_Direction:_ Collect all lines from the records below that include the word "camera".

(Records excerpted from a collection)

□ □ □ □

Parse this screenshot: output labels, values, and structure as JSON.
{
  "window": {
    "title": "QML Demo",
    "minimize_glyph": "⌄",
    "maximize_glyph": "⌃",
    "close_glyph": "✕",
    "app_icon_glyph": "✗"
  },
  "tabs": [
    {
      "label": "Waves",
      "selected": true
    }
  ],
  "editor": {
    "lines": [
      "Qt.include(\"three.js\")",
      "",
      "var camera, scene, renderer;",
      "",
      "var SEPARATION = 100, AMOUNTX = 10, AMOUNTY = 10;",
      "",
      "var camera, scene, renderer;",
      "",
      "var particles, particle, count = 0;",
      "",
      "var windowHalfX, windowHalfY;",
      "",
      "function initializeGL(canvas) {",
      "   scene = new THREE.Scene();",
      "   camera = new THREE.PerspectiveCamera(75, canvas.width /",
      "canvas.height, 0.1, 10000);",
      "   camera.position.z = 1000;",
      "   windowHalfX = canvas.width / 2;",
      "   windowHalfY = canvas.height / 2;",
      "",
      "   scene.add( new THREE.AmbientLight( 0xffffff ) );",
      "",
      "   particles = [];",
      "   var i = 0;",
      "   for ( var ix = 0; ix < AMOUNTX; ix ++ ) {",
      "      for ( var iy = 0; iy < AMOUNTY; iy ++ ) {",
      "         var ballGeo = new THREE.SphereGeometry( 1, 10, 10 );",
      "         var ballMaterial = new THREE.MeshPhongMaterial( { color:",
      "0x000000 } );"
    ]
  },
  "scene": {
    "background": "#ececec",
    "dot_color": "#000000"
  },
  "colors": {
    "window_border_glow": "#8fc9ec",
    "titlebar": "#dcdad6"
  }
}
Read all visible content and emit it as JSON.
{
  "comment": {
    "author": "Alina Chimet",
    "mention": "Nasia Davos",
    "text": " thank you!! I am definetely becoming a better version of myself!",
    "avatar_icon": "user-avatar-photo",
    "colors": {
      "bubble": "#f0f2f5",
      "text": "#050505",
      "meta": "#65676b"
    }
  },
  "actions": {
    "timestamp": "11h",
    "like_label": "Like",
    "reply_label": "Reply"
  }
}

□ □ □ □

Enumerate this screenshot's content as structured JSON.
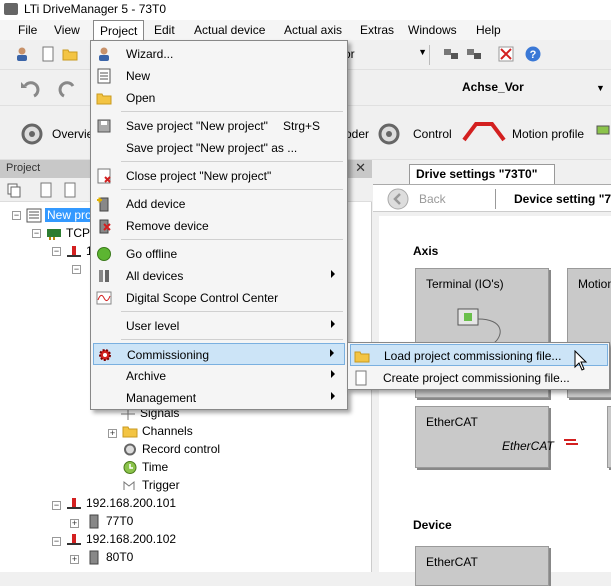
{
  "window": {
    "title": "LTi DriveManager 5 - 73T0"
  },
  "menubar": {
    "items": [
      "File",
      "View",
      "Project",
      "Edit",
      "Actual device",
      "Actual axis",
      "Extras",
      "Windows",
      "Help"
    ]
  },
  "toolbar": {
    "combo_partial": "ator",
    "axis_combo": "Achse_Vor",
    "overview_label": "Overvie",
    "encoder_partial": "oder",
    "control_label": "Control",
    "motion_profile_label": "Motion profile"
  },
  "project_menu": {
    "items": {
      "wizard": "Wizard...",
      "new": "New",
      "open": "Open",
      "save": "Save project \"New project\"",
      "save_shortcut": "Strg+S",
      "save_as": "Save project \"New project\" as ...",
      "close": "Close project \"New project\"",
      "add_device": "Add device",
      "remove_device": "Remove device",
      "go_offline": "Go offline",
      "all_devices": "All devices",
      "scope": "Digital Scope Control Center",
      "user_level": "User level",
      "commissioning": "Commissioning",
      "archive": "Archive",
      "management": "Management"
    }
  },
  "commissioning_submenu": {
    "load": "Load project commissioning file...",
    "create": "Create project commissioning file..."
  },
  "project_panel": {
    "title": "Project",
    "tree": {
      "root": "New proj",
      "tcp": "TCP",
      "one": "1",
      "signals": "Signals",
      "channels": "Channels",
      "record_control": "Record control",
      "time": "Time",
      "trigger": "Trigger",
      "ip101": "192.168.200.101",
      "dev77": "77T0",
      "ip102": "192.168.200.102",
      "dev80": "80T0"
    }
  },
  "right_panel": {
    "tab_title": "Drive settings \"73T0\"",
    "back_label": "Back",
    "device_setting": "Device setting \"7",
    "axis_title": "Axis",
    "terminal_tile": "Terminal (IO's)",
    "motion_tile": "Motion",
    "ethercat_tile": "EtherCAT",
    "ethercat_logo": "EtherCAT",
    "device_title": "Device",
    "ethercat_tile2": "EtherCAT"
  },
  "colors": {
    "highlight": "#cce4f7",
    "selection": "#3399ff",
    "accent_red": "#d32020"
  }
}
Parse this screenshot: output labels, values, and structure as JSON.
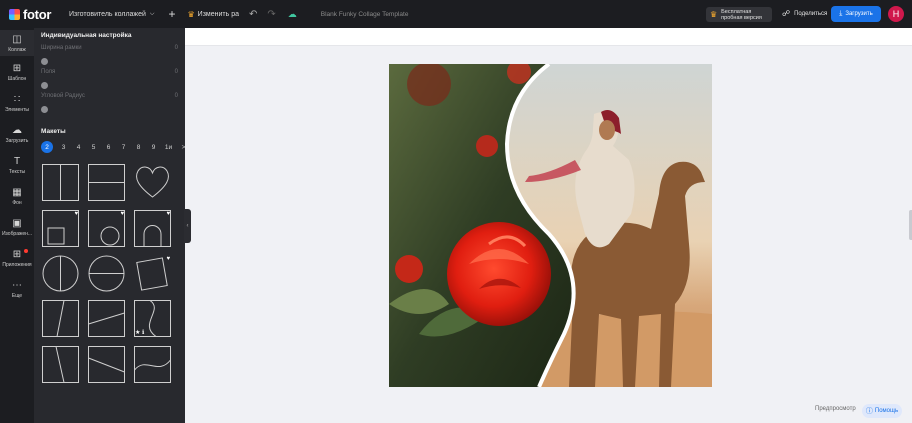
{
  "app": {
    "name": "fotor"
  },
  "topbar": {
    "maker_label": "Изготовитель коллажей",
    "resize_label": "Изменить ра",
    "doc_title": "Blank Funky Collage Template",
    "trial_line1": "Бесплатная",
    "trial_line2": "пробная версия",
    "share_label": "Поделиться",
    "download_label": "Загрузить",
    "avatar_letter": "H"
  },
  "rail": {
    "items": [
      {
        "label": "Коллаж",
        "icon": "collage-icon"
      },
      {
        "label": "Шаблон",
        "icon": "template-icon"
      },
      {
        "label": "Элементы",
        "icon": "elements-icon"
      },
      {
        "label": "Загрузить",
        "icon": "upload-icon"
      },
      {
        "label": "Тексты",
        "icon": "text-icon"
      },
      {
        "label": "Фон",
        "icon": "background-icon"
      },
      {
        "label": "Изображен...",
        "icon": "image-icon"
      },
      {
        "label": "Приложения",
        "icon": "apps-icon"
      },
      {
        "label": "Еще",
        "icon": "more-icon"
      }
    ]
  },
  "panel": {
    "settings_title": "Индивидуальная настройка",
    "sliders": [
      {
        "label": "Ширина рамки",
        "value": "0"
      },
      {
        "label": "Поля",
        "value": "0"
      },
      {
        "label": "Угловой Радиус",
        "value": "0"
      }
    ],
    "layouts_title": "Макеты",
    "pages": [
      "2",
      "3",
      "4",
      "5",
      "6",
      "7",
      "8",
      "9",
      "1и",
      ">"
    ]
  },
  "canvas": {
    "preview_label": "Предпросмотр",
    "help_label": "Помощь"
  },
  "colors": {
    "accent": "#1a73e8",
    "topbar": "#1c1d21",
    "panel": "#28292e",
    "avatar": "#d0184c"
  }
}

□ □ □ □

_Exercise solution:_
      "var camera, scene, renderer;",
      "var camera, scene, renderer;",
      "   camera = new THREE.PerspectiveCamera(75, canvas.width /",
      "   camera.position.z = 1000;",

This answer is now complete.